• What the task asks:
Quote the data below in full, minus the images.

(Records that describe figures)
§ §

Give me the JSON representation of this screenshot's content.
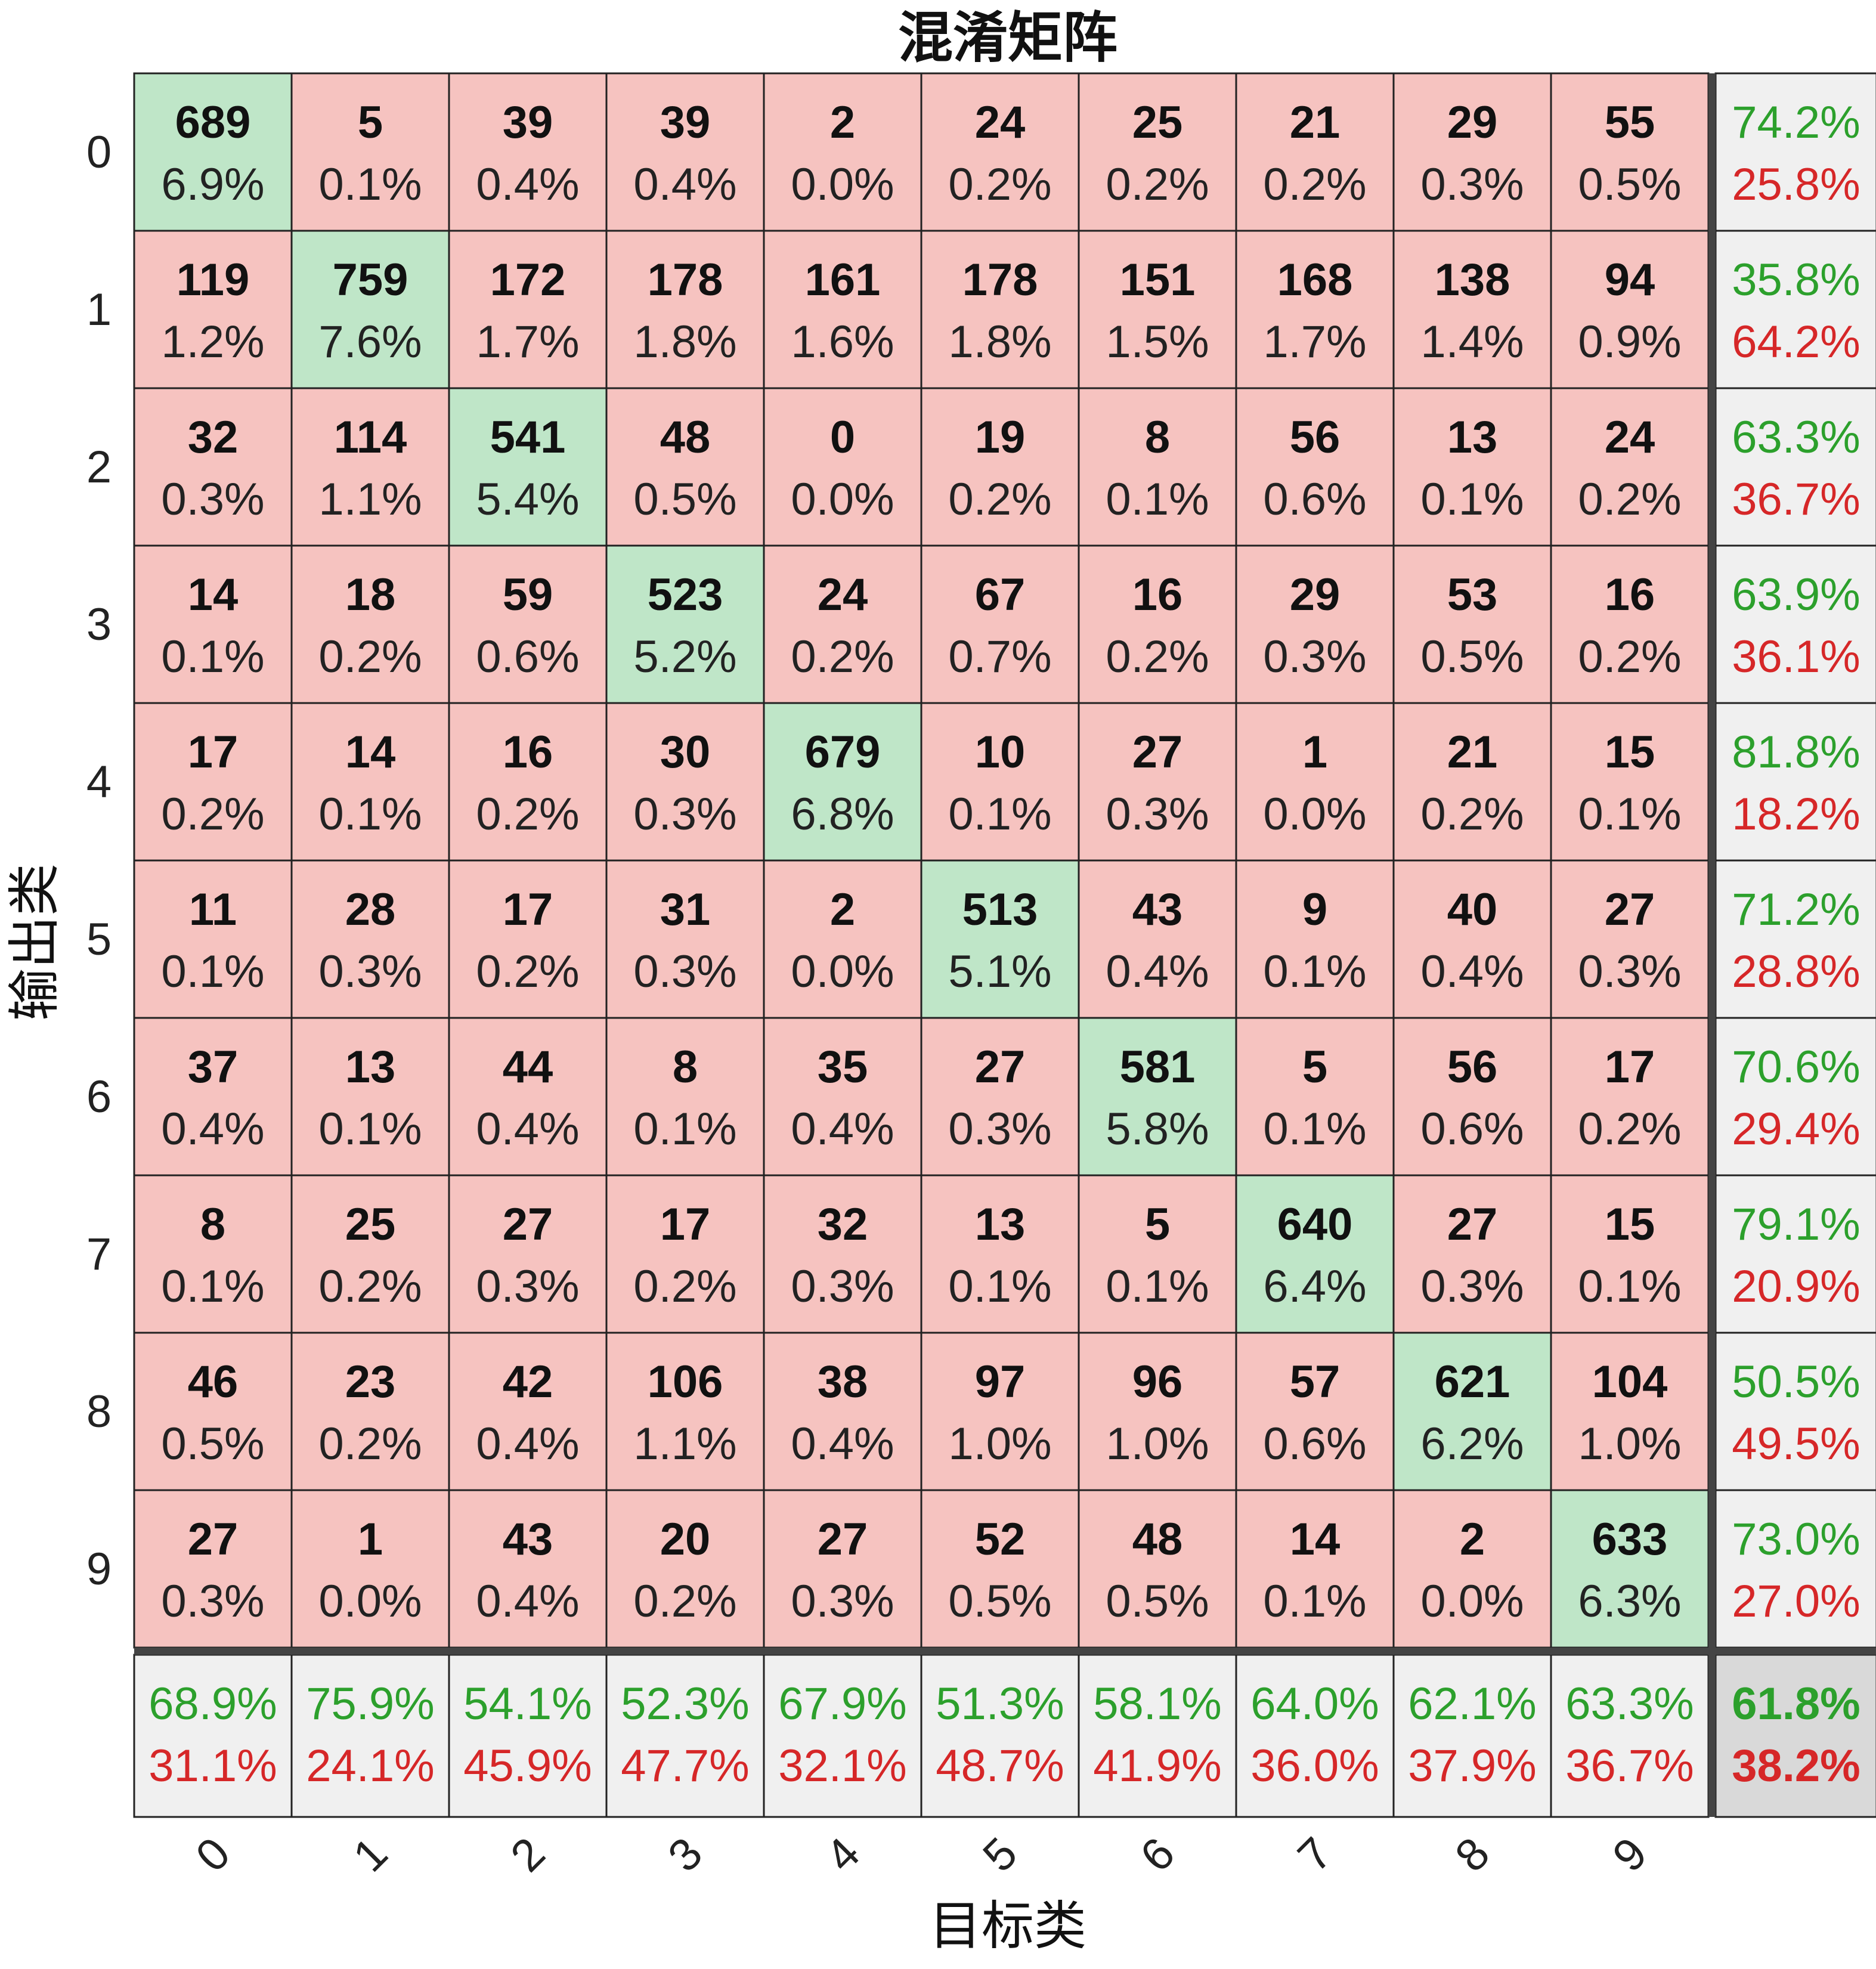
{
  "chart_data": {
    "type": "heatmap",
    "title": "混淆矩阵",
    "xlabel": "目标类",
    "ylabel": "输出类",
    "x_tick_labels": [
      "0",
      "1",
      "2",
      "3",
      "4",
      "5",
      "6",
      "7",
      "8",
      "9"
    ],
    "y_tick_labels": [
      "0",
      "1",
      "2",
      "3",
      "4",
      "5",
      "6",
      "7",
      "8",
      "9"
    ],
    "counts": [
      [
        689,
        5,
        39,
        39,
        2,
        24,
        25,
        21,
        29,
        55
      ],
      [
        119,
        759,
        172,
        178,
        161,
        178,
        151,
        168,
        138,
        94
      ],
      [
        32,
        114,
        541,
        48,
        0,
        19,
        8,
        56,
        13,
        24
      ],
      [
        14,
        18,
        59,
        523,
        24,
        67,
        16,
        29,
        53,
        16
      ],
      [
        17,
        14,
        16,
        30,
        679,
        10,
        27,
        1,
        21,
        15
      ],
      [
        11,
        28,
        17,
        31,
        2,
        513,
        43,
        9,
        40,
        27
      ],
      [
        37,
        13,
        44,
        8,
        35,
        27,
        581,
        5,
        56,
        17
      ],
      [
        8,
        25,
        27,
        17,
        32,
        13,
        5,
        640,
        27,
        15
      ],
      [
        46,
        23,
        42,
        106,
        38,
        97,
        96,
        57,
        621,
        104
      ],
      [
        27,
        1,
        43,
        20,
        27,
        52,
        48,
        14,
        2,
        633
      ]
    ],
    "percentages": [
      [
        "6.9%",
        "0.1%",
        "0.4%",
        "0.4%",
        "0.0%",
        "0.2%",
        "0.2%",
        "0.2%",
        "0.3%",
        "0.5%"
      ],
      [
        "1.2%",
        "7.6%",
        "1.7%",
        "1.8%",
        "1.6%",
        "1.8%",
        "1.5%",
        "1.7%",
        "1.4%",
        "0.9%"
      ],
      [
        "0.3%",
        "1.1%",
        "5.4%",
        "0.5%",
        "0.0%",
        "0.2%",
        "0.1%",
        "0.6%",
        "0.1%",
        "0.2%"
      ],
      [
        "0.1%",
        "0.2%",
        "0.6%",
        "5.2%",
        "0.2%",
        "0.7%",
        "0.2%",
        "0.3%",
        "0.5%",
        "0.2%"
      ],
      [
        "0.2%",
        "0.1%",
        "0.2%",
        "0.3%",
        "6.8%",
        "0.1%",
        "0.3%",
        "0.0%",
        "0.2%",
        "0.1%"
      ],
      [
        "0.1%",
        "0.3%",
        "0.2%",
        "0.3%",
        "0.0%",
        "5.1%",
        "0.4%",
        "0.1%",
        "0.4%",
        "0.3%"
      ],
      [
        "0.4%",
        "0.1%",
        "0.4%",
        "0.1%",
        "0.4%",
        "0.3%",
        "5.8%",
        "0.1%",
        "0.6%",
        "0.2%"
      ],
      [
        "0.1%",
        "0.2%",
        "0.3%",
        "0.2%",
        "0.3%",
        "0.1%",
        "0.1%",
        "6.4%",
        "0.3%",
        "0.1%"
      ],
      [
        "0.5%",
        "0.2%",
        "0.4%",
        "1.1%",
        "0.4%",
        "1.0%",
        "1.0%",
        "0.6%",
        "6.2%",
        "1.0%"
      ],
      [
        "0.3%",
        "0.0%",
        "0.4%",
        "0.2%",
        "0.3%",
        "0.5%",
        "0.5%",
        "0.1%",
        "0.0%",
        "6.3%"
      ]
    ],
    "row_summary": [
      [
        "74.2%",
        "25.8%"
      ],
      [
        "35.8%",
        "64.2%"
      ],
      [
        "63.3%",
        "36.7%"
      ],
      [
        "63.9%",
        "36.1%"
      ],
      [
        "81.8%",
        "18.2%"
      ],
      [
        "71.2%",
        "28.8%"
      ],
      [
        "70.6%",
        "29.4%"
      ],
      [
        "79.1%",
        "20.9%"
      ],
      [
        "50.5%",
        "49.5%"
      ],
      [
        "73.0%",
        "27.0%"
      ]
    ],
    "col_summary": [
      [
        "68.9%",
        "31.1%"
      ],
      [
        "75.9%",
        "24.1%"
      ],
      [
        "54.1%",
        "45.9%"
      ],
      [
        "52.3%",
        "47.7%"
      ],
      [
        "67.9%",
        "32.1%"
      ],
      [
        "51.3%",
        "48.7%"
      ],
      [
        "58.1%",
        "41.9%"
      ],
      [
        "64.0%",
        "36.0%"
      ],
      [
        "62.1%",
        "37.9%"
      ],
      [
        "63.3%",
        "36.7%"
      ]
    ],
    "overall": [
      "61.8%",
      "38.2%"
    ],
    "colors": {
      "diagonal": "#bfe6c8",
      "off_diagonal": "#f6c3c0",
      "summary": "#f0f0f0",
      "overall": "#d9d9d9",
      "good_text": "#2ca02c",
      "bad_text": "#d62728",
      "grid": "#222222"
    }
  }
}
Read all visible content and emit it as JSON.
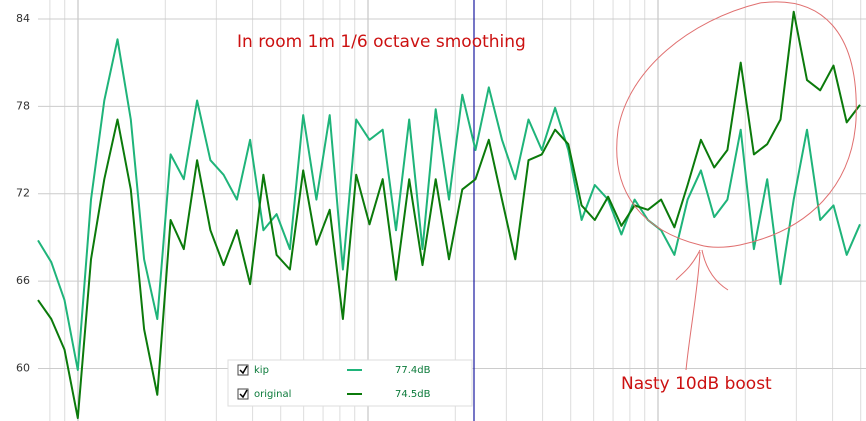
{
  "chart_data": {
    "type": "line",
    "title": "In room 1m  1/6 octave smoothing",
    "annotation": "Nasty 10dB boost",
    "ylim": [
      56.4,
      85.3
    ],
    "yticks": [
      60,
      66,
      72,
      78,
      84
    ],
    "grid": true,
    "series": [
      {
        "name": "kip",
        "color": "#1fb47a",
        "legend_value": "77.4dB",
        "values": [
          68.8,
          67.3,
          64.7,
          59.9,
          71.6,
          78.4,
          82.6,
          77.1,
          67.5,
          63.4,
          74.7,
          73,
          78.4,
          74.3,
          73.3,
          71.6,
          75.7,
          69.5,
          70.6,
          68.2,
          77.4,
          71.6,
          77.4,
          66.8,
          77.1,
          75.7,
          76.4,
          69.5,
          77.1,
          68.2,
          77.8,
          71.6,
          78.8,
          75,
          79.3,
          75.7,
          73,
          77.1,
          75,
          77.9,
          75,
          70.2,
          72.6,
          71.6,
          69.2,
          71.6,
          70.2,
          69.5,
          67.8,
          71.6,
          73.6,
          70.4,
          71.6,
          76.4,
          68.2,
          73,
          65.8,
          71.6,
          76.4,
          70.2,
          71.2,
          67.8,
          69.9
        ]
      },
      {
        "name": "original",
        "color": "#0b7a0b",
        "legend_value": "74.5dB",
        "values": [
          64.7,
          63.4,
          61.3,
          56.6,
          67.5,
          73,
          77.1,
          72.3,
          62.7,
          58.2,
          70.2,
          68.2,
          74.3,
          69.5,
          67.1,
          69.5,
          65.8,
          73.3,
          67.8,
          66.8,
          73.6,
          68.5,
          70.9,
          63.4,
          73.3,
          69.9,
          73,
          66.1,
          73,
          67.1,
          73,
          67.5,
          72.3,
          73,
          75.7,
          71.6,
          67.5,
          74.3,
          74.7,
          76.4,
          75.4,
          71.2,
          70.2,
          71.8,
          69.8,
          71.2,
          70.9,
          71.6,
          69.7,
          72.6,
          75.7,
          73.8,
          75,
          81,
          74.7,
          75.4,
          77.1,
          84.5,
          79.8,
          79.1,
          80.8,
          76.9,
          78.1
        ]
      }
    ]
  }
}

§ §

• Expected answer:
Give me the JSON representation of this screenshot's content.
{
  "chart_data": {
    "type": "heatmap",
    "title": "混淆矩阵",
    "xlabel": "目标类",
    "ylabel": "输出类",
    "x_tick_labels": [
      "0",
      "1",
      "2",
      "3",
      "4",
      "5",
      "6",
      "7",
      "8",
      "9"
    ],
    "y_tick_labels": [
      "0",
      "1",
      "2",
      "3",
      "4",
      "5",
      "6",
      "7",
      "8",
      "9"
    ],
    "counts": [
      [
        689,
        5,
        39,
        39,
        2,
        24,
        25,
        21,
        29,
        55
      ],
      [
        119,
        759,
        172,
        178,
        161,
        178,
        151,
        168,
        138,
        94
      ],
      [
        32,
        114,
        541,
        48,
        0,
        19,
        8,
        56,
        13,
        24
      ],
      [
        14,
        18,
        59,
        523,
        24,
        67,
        16,
        29,
        53,
        16
      ],
      [
        17,
        14,
        16,
        30,
        679,
        10,
        27,
        1,
        21,
        15
      ],
      [
        11,
        28,
        17,
        31,
        2,
        513,
        43,
        9,
        40,
        27
      ],
      [
        37,
        13,
        44,
        8,
        35,
        27,
        581,
        5,
        56,
        17
      ],
      [
        8,
        25,
        27,
        17,
        32,
        13,
        5,
        640,
        27,
        15
      ],
      [
        46,
        23,
        42,
        106,
        38,
        97,
        96,
        57,
        621,
        104
      ],
      [
        27,
        1,
        43,
        20,
        27,
        52,
        48,
        14,
        2,
        633
      ]
    ],
    "percentages": [
      [
        "6.9%",
        "0.1%",
        "0.4%",
        "0.4%",
        "0.0%",
        "0.2%",
        "0.2%",
        "0.2%",
        "0.3%",
        "0.5%"
      ],
      [
        "1.2%",
        "7.6%",
        "1.7%",
        "1.8%",
        "1.6%",
        "1.8%",
        "1.5%",
        "1.7%",
        "1.4%",
        "0.9%"
      ],
      [
        "0.3%",
        "1.1%",
        "5.4%",
        "0.5%",
        "0.0%",
        "0.2%",
        "0.1%",
        "0.6%",
        "0.1%",
        "0.2%"
      ],
      [
        "0.1%",
        "0.2%",
        "0.6%",
        "5.2%",
        "0.2%",
        "0.7%",
        "0.2%",
        "0.3%",
        "0.5%",
        "0.2%"
      ],
      [
        "0.2%",
        "0.1%",
        "0.2%",
        "0.3%",
        "6.8%",
        "0.1%",
        "0.3%",
        "0.0%",
        "0.2%",
        "0.1%"
      ],
      [
        "0.1%",
        "0.3%",
        "0.2%",
        "0.3%",
        "0.0%",
        "5.1%",
        "0.4%",
        "0.1%",
        "0.4%",
        "0.3%"
      ],
      [
        "0.4%",
        "0.1%",
        "0.4%",
        "0.1%",
        "0.4%",
        "0.3%",
        "5.8%",
        "0.1%",
        "0.6%",
        "0.2%"
      ],
      [
        "0.1%",
        "0.2%",
        "0.3%",
        "0.2%",
        "0.3%",
        "0.1%",
        "0.1%",
        "6.4%",
        "0.3%",
        "0.1%"
      ],
      [
        "0.5%",
        "0.2%",
        "0.4%",
        "1.1%",
        "0.4%",
        "1.0%",
        "1.0%",
        "0.6%",
        "6.2%",
        "1.0%"
      ],
      [
        "0.3%",
        "0.0%",
        "0.4%",
        "0.2%",
        "0.3%",
        "0.5%",
        "0.5%",
        "0.1%",
        "0.0%",
        "6.3%"
      ]
    ],
    "row_summary": [
      [
        "74.2%",
        "25.8%"
      ],
      [
        "35.8%",
        "64.2%"
      ],
      [
        "63.3%",
        "36.7%"
      ],
      [
        "63.9%",
        "36.1%"
      ],
      [
        "81.8%",
        "18.2%"
      ],
      [
        "71.2%",
        "28.8%"
      ],
      [
        "70.6%",
        "29.4%"
      ],
      [
        "79.1%",
        "20.9%"
      ],
      [
        "50.5%",
        "49.5%"
      ],
      [
        "73.0%",
        "27.0%"
      ]
    ],
    "col_summary": [
      [
        "68.9%",
        "31.1%"
      ],
      [
        "75.9%",
        "24.1%"
      ],
      [
        "54.1%",
        "45.9%"
      ],
      [
        "52.3%",
        "47.7%"
      ],
      [
        "67.9%",
        "32.1%"
      ],
      [
        "51.3%",
        "48.7%"
      ],
      [
        "58.1%",
        "41.9%"
      ],
      [
        "64.0%",
        "36.0%"
      ],
      [
        "62.1%",
        "37.9%"
      ],
      [
        "63.3%",
        "36.7%"
      ]
    ],
    "overall": [
      "61.8%",
      "38.2%"
    ],
    "colors": {
      "diagonal": "#bfe6c8",
      "off_diagonal": "#f6c3c0",
      "summary": "#f0f0f0",
      "overall": "#d9d9d9",
      "good_text": "#2ca02c",
      "bad_text": "#d62728",
      "grid": "#222222"
    }
  }
}
Read all visible content and emit it as JSON.
{
  "chart_data": {
    "type": "line",
    "title": "In room 1m  1/6 octave smoothing",
    "annotation": "Nasty 10dB boost",
    "ylim": [
      56.4,
      85.3
    ],
    "yticks": [
      60,
      66,
      72,
      78,
      84
    ],
    "grid": true,
    "series": [
      {
        "name": "kip",
        "color": "#1fb47a",
        "legend_value": "77.4dB",
        "values": [
          68.8,
          67.3,
          64.7,
          59.9,
          71.6,
          78.4,
          82.6,
          77.1,
          67.5,
          63.4,
          74.7,
          73,
          78.4,
          74.3,
          73.3,
          71.6,
          75.7,
          69.5,
          70.6,
          68.2,
          77.4,
          71.6,
          77.4,
          66.8,
          77.1,
          75.7,
          76.4,
          69.5,
          77.1,
          68.2,
          77.8,
          71.6,
          78.8,
          75,
          79.3,
          75.7,
          73,
          77.1,
          75,
          77.9,
          75,
          70.2,
          72.6,
          71.6,
          69.2,
          71.6,
          70.2,
          69.5,
          67.8,
          71.6,
          73.6,
          70.4,
          71.6,
          76.4,
          68.2,
          73,
          65.8,
          71.6,
          76.4,
          70.2,
          71.2,
          67.8,
          69.9
        ]
      },
      {
        "name": "original",
        "color": "#0b7a0b",
        "legend_value": "74.5dB",
        "values": [
          64.7,
          63.4,
          61.3,
          56.6,
          67.5,
          73,
          77.1,
          72.3,
          62.7,
          58.2,
          70.2,
          68.2,
          74.3,
          69.5,
          67.1,
          69.5,
          65.8,
          73.3,
          67.8,
          66.8,
          73.6,
          68.5,
          70.9,
          63.4,
          73.3,
          69.9,
          73,
          66.1,
          73,
          67.1,
          73,
          67.5,
          72.3,
          73,
          75.7,
          71.6,
          67.5,
          74.3,
          74.7,
          76.4,
          75.4,
          71.2,
          70.2,
          71.8,
          69.8,
          71.2,
          70.9,
          71.6,
          69.7,
          72.6,
          75.7,
          73.8,
          75,
          81,
          74.7,
          75.4,
          77.1,
          84.5,
          79.8,
          79.1,
          80.8,
          76.9,
          78.1
        ]
      }
    ]
  }
}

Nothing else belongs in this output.